*** AVAILABLE RECORDS ***
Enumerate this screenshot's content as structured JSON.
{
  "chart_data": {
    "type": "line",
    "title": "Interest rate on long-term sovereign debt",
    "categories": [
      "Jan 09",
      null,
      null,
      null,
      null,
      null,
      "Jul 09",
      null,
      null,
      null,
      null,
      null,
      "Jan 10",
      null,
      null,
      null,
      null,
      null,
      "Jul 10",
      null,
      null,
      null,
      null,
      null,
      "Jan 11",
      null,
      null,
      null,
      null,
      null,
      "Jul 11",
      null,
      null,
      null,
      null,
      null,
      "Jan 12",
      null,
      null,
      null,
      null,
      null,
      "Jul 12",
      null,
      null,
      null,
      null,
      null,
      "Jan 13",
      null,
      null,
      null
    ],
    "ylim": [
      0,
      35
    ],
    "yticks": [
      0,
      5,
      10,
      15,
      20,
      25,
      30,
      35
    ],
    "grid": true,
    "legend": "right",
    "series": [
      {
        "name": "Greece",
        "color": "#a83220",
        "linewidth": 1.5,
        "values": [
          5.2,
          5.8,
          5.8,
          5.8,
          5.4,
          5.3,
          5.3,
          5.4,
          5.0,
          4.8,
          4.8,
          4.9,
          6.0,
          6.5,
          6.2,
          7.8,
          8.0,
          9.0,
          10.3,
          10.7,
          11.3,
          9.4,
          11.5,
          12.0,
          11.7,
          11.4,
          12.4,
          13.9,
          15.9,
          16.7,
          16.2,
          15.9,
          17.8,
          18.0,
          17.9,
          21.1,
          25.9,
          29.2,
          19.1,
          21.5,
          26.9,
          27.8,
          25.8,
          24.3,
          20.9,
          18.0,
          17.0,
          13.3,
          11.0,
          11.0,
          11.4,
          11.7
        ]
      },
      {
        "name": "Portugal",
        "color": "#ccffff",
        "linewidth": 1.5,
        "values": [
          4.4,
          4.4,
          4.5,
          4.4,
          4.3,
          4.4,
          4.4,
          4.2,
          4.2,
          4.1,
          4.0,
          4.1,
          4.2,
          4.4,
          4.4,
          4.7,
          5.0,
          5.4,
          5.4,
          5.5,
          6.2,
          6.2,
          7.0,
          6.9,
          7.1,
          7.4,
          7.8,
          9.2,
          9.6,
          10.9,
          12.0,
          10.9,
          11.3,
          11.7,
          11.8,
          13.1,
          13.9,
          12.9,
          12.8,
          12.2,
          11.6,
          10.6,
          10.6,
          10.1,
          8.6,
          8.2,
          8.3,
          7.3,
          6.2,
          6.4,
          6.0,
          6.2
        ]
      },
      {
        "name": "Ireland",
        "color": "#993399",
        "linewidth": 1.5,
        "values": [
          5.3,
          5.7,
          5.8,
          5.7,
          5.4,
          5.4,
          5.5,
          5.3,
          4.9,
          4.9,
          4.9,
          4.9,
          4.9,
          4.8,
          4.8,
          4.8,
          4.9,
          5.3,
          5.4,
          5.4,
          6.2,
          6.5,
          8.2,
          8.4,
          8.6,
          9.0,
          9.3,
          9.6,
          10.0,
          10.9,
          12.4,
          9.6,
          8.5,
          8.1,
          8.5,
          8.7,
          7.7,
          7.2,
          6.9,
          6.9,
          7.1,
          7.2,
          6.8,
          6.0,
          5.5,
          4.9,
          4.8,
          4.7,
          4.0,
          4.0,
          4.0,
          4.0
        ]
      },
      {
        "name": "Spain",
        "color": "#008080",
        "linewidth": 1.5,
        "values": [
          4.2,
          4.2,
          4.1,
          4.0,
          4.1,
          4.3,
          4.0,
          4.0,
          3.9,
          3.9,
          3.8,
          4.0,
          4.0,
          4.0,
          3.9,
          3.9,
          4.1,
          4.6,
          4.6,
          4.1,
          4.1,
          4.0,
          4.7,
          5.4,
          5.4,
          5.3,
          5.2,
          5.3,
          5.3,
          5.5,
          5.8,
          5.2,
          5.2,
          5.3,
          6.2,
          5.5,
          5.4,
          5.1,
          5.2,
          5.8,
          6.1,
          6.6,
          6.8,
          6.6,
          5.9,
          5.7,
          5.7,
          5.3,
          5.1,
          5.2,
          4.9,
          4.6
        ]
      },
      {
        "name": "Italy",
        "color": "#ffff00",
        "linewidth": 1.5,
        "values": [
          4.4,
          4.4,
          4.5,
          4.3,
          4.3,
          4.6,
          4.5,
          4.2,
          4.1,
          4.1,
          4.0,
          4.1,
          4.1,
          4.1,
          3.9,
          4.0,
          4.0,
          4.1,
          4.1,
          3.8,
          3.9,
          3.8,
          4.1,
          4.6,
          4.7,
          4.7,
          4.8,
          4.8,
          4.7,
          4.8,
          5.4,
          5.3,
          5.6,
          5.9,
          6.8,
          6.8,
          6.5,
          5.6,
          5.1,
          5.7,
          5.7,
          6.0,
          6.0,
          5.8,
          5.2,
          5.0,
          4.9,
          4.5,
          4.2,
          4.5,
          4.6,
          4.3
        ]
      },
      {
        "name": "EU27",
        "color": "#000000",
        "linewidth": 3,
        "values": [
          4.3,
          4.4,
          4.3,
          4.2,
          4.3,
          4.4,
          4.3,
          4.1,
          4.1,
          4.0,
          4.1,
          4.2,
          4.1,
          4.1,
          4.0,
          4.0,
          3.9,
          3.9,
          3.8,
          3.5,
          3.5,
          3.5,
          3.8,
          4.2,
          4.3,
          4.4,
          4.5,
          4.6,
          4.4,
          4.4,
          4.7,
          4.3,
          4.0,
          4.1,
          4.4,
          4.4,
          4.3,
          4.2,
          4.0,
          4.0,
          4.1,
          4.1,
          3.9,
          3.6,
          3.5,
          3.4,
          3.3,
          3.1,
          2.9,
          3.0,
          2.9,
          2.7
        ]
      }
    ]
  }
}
***
• [GOAL]
From the material above, gather all lines that include the string "name" and copy them.

• [TASK SOLUTION]
        "name": "Greece",
        "name": "Portugal",
        "name": "Ireland",
        "name": "Spain",
        "name": "Italy",
        "name": "EU27",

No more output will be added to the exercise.